**Work instructions**
Look through the records below and collect all lines that hold the string "name".

------------------------------------------------

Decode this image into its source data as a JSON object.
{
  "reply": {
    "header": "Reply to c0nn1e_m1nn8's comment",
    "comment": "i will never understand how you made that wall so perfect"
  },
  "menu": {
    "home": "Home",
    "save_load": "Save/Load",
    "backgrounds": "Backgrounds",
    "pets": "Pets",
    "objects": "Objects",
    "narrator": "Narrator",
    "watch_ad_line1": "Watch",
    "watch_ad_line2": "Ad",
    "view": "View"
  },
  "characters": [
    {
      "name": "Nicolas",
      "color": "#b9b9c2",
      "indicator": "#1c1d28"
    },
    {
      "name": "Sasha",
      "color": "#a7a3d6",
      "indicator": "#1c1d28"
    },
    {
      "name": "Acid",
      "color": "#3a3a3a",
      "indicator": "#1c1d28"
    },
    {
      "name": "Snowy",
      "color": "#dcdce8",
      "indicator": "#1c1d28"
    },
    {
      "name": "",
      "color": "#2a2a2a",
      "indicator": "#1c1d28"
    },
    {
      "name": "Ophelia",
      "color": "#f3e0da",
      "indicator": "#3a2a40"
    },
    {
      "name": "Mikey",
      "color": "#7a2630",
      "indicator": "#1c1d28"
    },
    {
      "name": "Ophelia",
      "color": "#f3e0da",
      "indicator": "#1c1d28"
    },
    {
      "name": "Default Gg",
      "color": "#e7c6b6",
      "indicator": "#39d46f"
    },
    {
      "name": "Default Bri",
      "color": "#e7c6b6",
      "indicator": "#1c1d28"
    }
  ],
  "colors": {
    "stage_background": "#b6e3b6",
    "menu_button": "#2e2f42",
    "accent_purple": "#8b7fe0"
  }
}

------------------------------------------------

**Result of the exercise**
      "name": "Nicolas",
      "name": "Sasha",
      "name": "Acid",
      "name": "Snowy",
      "name": "",
      "name": "Ophelia",
      "name": "Mikey",
      "name": "Ophelia",
      "name": "Default Gg",
      "name": "Default Bri",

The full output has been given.